# Work to be completed
Repeat the material exactly as it appears.

# Exercise inputs
════════
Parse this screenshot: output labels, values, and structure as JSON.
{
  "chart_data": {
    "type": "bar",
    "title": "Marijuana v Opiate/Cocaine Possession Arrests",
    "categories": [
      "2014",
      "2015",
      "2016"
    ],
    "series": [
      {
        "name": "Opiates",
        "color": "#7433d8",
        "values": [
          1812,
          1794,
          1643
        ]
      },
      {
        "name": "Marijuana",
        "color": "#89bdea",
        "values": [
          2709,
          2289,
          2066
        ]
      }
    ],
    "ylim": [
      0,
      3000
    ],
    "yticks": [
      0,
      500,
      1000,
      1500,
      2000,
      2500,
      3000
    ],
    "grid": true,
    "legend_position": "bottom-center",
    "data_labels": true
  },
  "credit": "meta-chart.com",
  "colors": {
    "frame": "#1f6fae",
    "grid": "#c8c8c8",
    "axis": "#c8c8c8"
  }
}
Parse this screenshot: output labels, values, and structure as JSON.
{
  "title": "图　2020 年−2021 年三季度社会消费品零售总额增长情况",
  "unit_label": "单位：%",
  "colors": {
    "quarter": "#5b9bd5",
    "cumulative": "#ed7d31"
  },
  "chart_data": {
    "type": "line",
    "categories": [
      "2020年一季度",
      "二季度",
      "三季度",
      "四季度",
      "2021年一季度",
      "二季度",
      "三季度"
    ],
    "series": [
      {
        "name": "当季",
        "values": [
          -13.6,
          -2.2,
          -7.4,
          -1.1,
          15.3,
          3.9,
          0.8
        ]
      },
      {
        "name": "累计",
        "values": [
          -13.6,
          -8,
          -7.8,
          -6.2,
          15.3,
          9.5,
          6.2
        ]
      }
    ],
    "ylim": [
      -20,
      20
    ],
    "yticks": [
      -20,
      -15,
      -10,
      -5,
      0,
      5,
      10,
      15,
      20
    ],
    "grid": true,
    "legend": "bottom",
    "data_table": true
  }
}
════════
# Output below
Parse this screenshot: output labels, values, and structure as JSON.
{
  "chart_data": {
    "type": "bar",
    "title": "Marijuana v Opiate/Cocaine Possession Arrests",
    "categories": [
      "2014",
      "2015",
      "2016"
    ],
    "series": [
      {
        "name": "Opiates",
        "color": "#7433d8",
        "values": [
          1812,
          1794,
          1643
        ]
      },
      {
        "name": "Marijuana",
        "color": "#89bdea",
        "values": [
          2709,
          2289,
          2066
        ]
      }
    ],
    "ylim": [
      0,
      3000
    ],
    "yticks": [
      0,
      500,
      1000,
      1500,
      2000,
      2500,
      3000
    ],
    "grid": true,
    "legend_position": "bottom-center",
    "data_labels": true
  },
  "credit": "meta-chart.com",
  "colors": {
    "frame": "#1f6fae",
    "grid": "#c8c8c8",
    "axis": "#c8c8c8"
  }
}
Parse this screenshot: output labels, values, and structure as JSON.
{
  "title": "图　2020 年−2021 年三季度社会消费品零售总额增长情况",
  "unit_label": "单位：%",
  "colors": {
    "quarter": "#5b9bd5",
    "cumulative": "#ed7d31"
  },
  "chart_data": {
    "type": "line",
    "categories": [
      "2020年一季度",
      "二季度",
      "三季度",
      "四季度",
      "2021年一季度",
      "二季度",
      "三季度"
    ],
    "series": [
      {
        "name": "当季",
        "values": [
          -13.6,
          -2.2,
          -7.4,
          -1.1,
          15.3,
          3.9,
          0.8
        ]
      },
      {
        "name": "累计",
        "values": [
          -13.6,
          -8,
          -7.8,
          -6.2,
          15.3,
          9.5,
          6.2
        ]
      }
    ],
    "ylim": [
      -20,
      20
    ],
    "yticks": [
      -20,
      -15,
      -10,
      -5,
      0,
      5,
      10,
      15,
      20
    ],
    "grid": true,
    "legend": "bottom",
    "data_table": true
  }
}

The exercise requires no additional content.